Requirements:
Only the number is wanted: how many lines in the data contain "name"?

--- begin Material provided ---

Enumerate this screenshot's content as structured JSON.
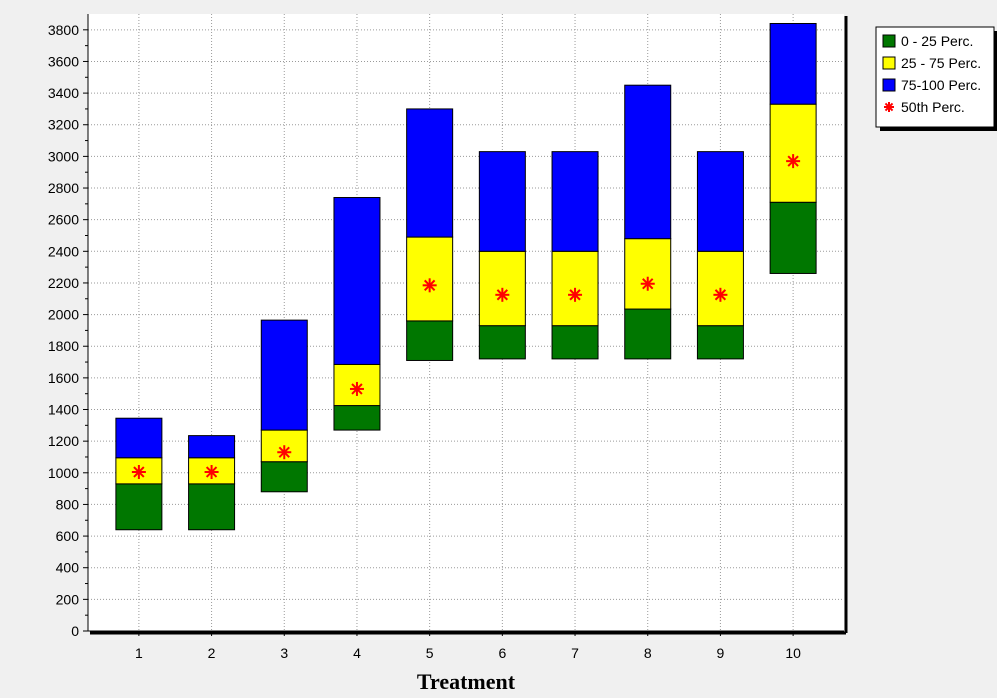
{
  "chart_data": {
    "type": "box",
    "title": "",
    "xlabel": "Treatment",
    "ylabel": "",
    "ylim": [
      0,
      3900
    ],
    "yticks": [
      0,
      200,
      400,
      600,
      800,
      1000,
      1200,
      1400,
      1600,
      1800,
      2000,
      2200,
      2400,
      2600,
      2800,
      3000,
      3200,
      3400,
      3600,
      3800
    ],
    "categories": [
      "1",
      "2",
      "3",
      "4",
      "5",
      "6",
      "7",
      "8",
      "9",
      "10"
    ],
    "grid": true,
    "legend_position": "top-right",
    "series": [
      {
        "name": "0 - 25 Perc.",
        "color": "#007700",
        "low": [
          640,
          640,
          880,
          1270,
          1710,
          1720,
          1720,
          1720,
          1720,
          2260
        ],
        "high": [
          930,
          930,
          1070,
          1425,
          1960,
          1930,
          1930,
          2035,
          1930,
          2710
        ]
      },
      {
        "name": "25 - 75 Perc.",
        "color": "#ffff00",
        "low": [
          930,
          930,
          1070,
          1425,
          1960,
          1930,
          1930,
          2035,
          1930,
          2710
        ],
        "high": [
          1095,
          1095,
          1270,
          1685,
          2490,
          2400,
          2400,
          2480,
          2400,
          3330
        ]
      },
      {
        "name": "75-100 Perc.",
        "color": "#0000ff",
        "low": [
          1095,
          1095,
          1270,
          1685,
          2490,
          2400,
          2400,
          2480,
          2400,
          3330
        ],
        "high": [
          1345,
          1235,
          1965,
          2740,
          3300,
          3030,
          3030,
          3450,
          3030,
          3840
        ]
      },
      {
        "name": "50th Perc.",
        "color": "#ff0000",
        "marker": "asterisk",
        "values": [
          1005,
          1005,
          1130,
          1530,
          2185,
          2125,
          2125,
          2195,
          2125,
          2970
        ]
      }
    ]
  }
}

--- end Material provided ---

Reply:
4